● YOUR GOAL
Only the number is wanted: count the lines that include the word "text".

● ITEMS
——————
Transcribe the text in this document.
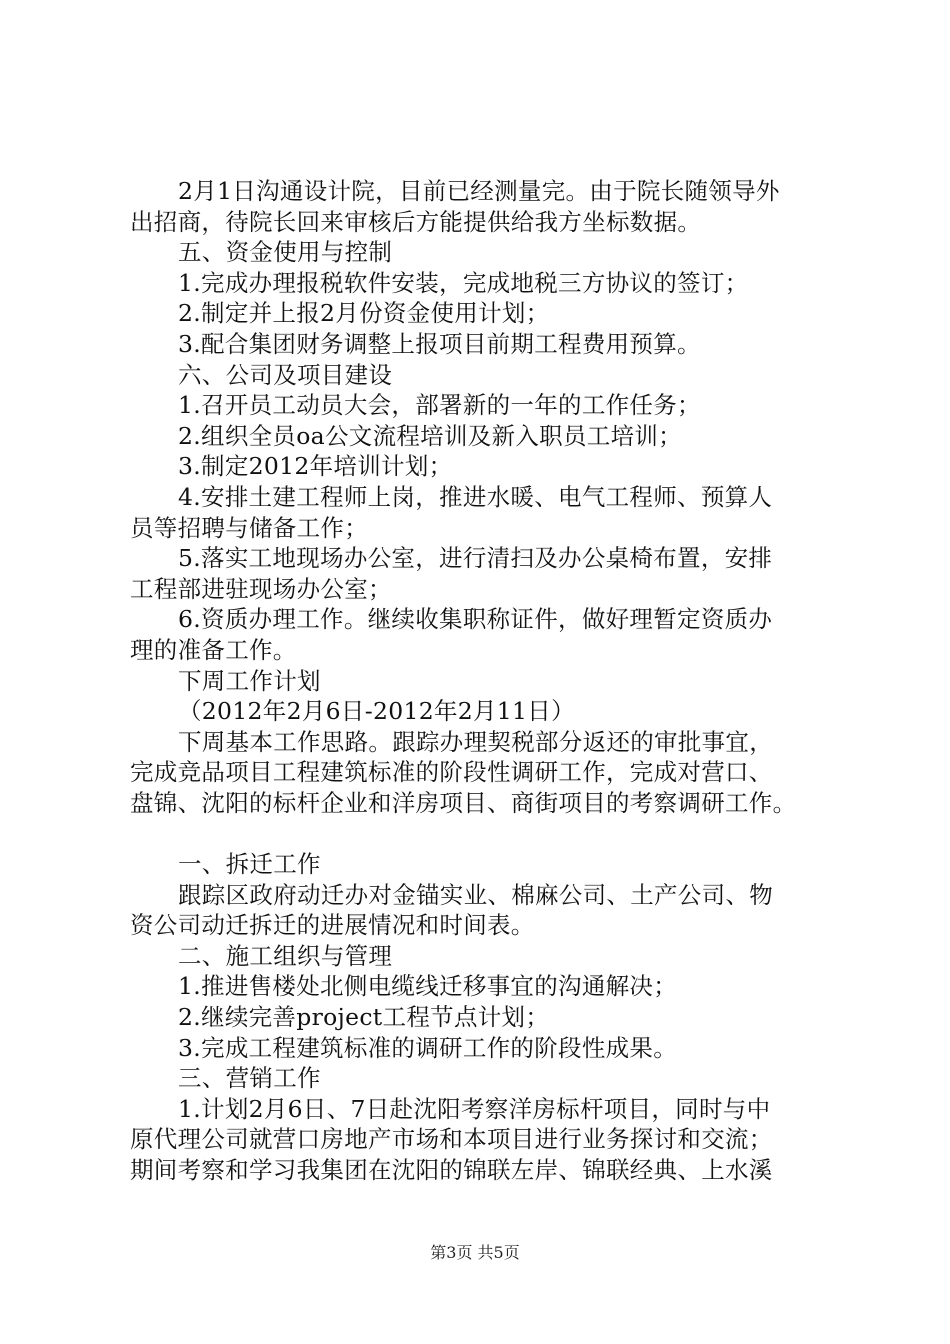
2月1日沟通设计院，目前已经测量完。由于院长随领导外
出招商，待院长回来审核后方能提供给我方坐标数据。
五、资金使用与控制
1.完成办理报税软件安装，完成地税三方协议的签订；
2.制定并上报2月份资金使用计划；
3.配合集团财务调整上报项目前期工程费用预算。
六、公司及项目建设
1.召开员工动员大会，部署新的一年的工作任务；
2.组织全员oa公文流程培训及新入职员工培训；
3.制定2012年培训计划；
4.安排土建工程师上岗，推进水暖、电气工程师、预算人
员等招聘与储备工作；
5.落实工地现场办公室，进行清扫及办公桌椅布置，安排
工程部进驻现场办公室；
6.资质办理工作。继续收集职称证件，做好理暂定资质办
理的准备工作。
下周工作计划
（2012年2月6日-2012年2月11日）
下周基本工作思路。跟踪办理契税部分返还的审批事宜，
完成竞品项目工程建筑标准的阶段性调研工作，完成对营口、
盘锦、沈阳的标杆企业和洋房项目、商街项目的考察调研工作。
一、拆迁工作
跟踪区政府动迁办对金锚实业、棉麻公司、土产公司、物
资公司动迁拆迁的进展情况和时间表。
二、施工组织与管理
1.推进售楼处北侧电缆线迁移事宜的沟通解决；
2.继续完善project工程节点计划；
3.完成工程建筑标准的调研工作的阶段性成果。
三、营销工作
1.计划2月6日、7日赴沈阳考察洋房标杆项目，同时与中
原代理公司就营口房地产市场和本项目进行业务探讨和交流；
期间考察和学习我集团在沈阳的锦联左岸、锦联经典、上水溪
第3页 共5页
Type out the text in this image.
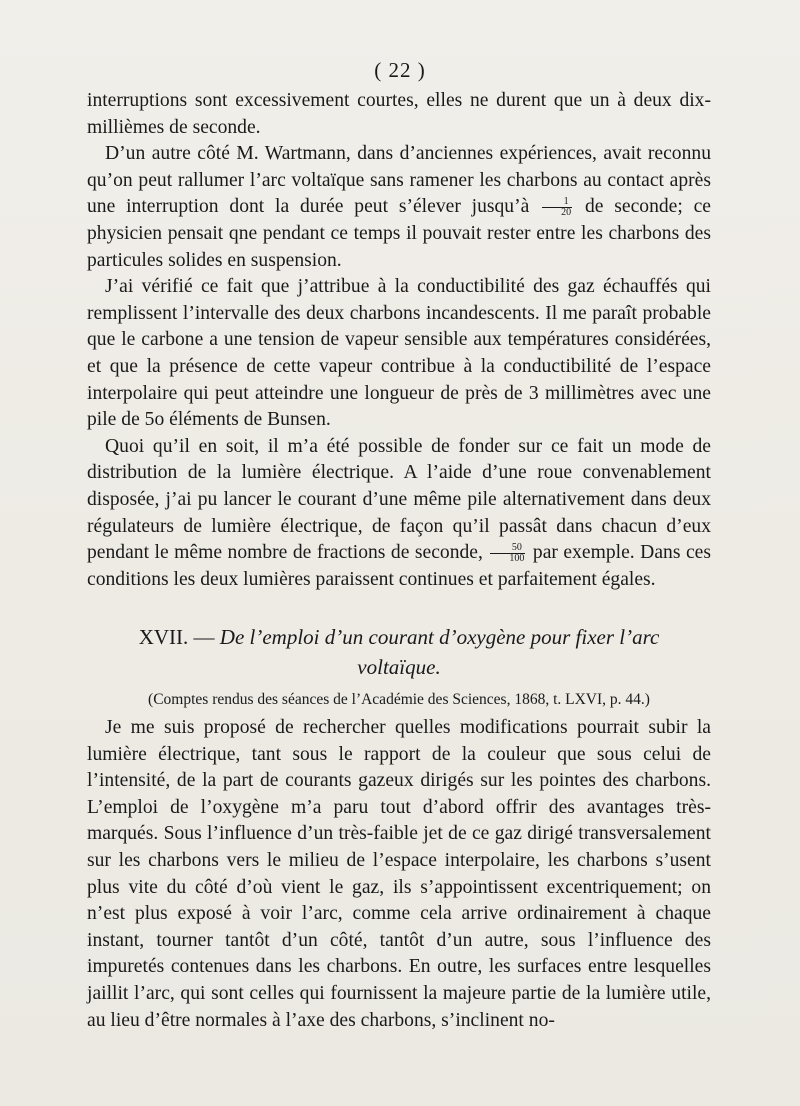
( 22 )

interruptions sont excessivement courtes, elles ne durent que un à deux dix-millièmes de seconde.

D’un autre côté M. Wartmann, dans d’anciennes expériences, avait reconnu qu’on peut rallumer l’arc voltaïque sans ramener les charbons au contact après une interruption dont la durée peut s’élever jusqu’à $\frac{1}{20}$ de seconde; ce physicien pensait qne pendant ce temps il pouvait rester entre les charbons des particules solides en suspension.

J’ai vérifié ce fait que j’attribue à la conductibilité des gaz échauffés qui remplissent l’intervalle des deux charbons incandescents. Il me paraît probable que le carbone a une tension de vapeur sensible aux températures considérées, et que la présence de cette vapeur contribue à la conductibilité de l’espace interpolaire qui peut atteindre une longueur de près de 3 millimètres avec une pile de 5o éléments de Bunsen.

Quoi qu’il en soit, il m’a été possible de fonder sur ce fait un mode de distribution de la lumière électrique. A l’aide d’une roue convenablement disposée, j’ai pu lancer le courant d’une même pile alternativement dans deux régulateurs de lumière électrique, de façon qu’il passât dans chacun d’eux pendant le même nombre de fractions de seconde, $\frac{50}{100}$ par exemple. Dans ces conditions les deux lumières paraissent continues et parfaitement égales.

XVII. — De l’emploi d’un courant d’oxygène pour fixer l’arc
voltaïque.
(Comptes rendus des séances de l’Académie des Sciences, 1868, t. LXVI, p. 44.)

Je me suis proposé de rechercher quelles modifications pourrait subir la lumière électrique, tant sous le rapport de la couleur que sous celui de l’intensité, de la part de courants gazeux dirigés sur les pointes des charbons. L’emploi de l’oxygène m’a paru tout d’abord offrir des avantages très-marqués. Sous l’influence d’un très-faible jet de ce gaz dirigé transversalement sur les charbons vers le milieu de l’espace interpolaire, les charbons s’usent plus vite du côté d’où vient le gaz, ils s’appointissent excentriquement; on n’est plus exposé à voir l’arc, comme cela arrive ordinairement à chaque instant, tourner tantôt d’un côté, tantôt d’un autre, sous l’influence des impuretés contenues dans les charbons. En outre, les surfaces entre lesquelles jaillit l’arc, qui sont celles qui fournissent la majeure partie de la lumière utile, au lieu d’être normales à l’axe des charbons, s’inclinent no-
——————
● RESPONSE BELOW
2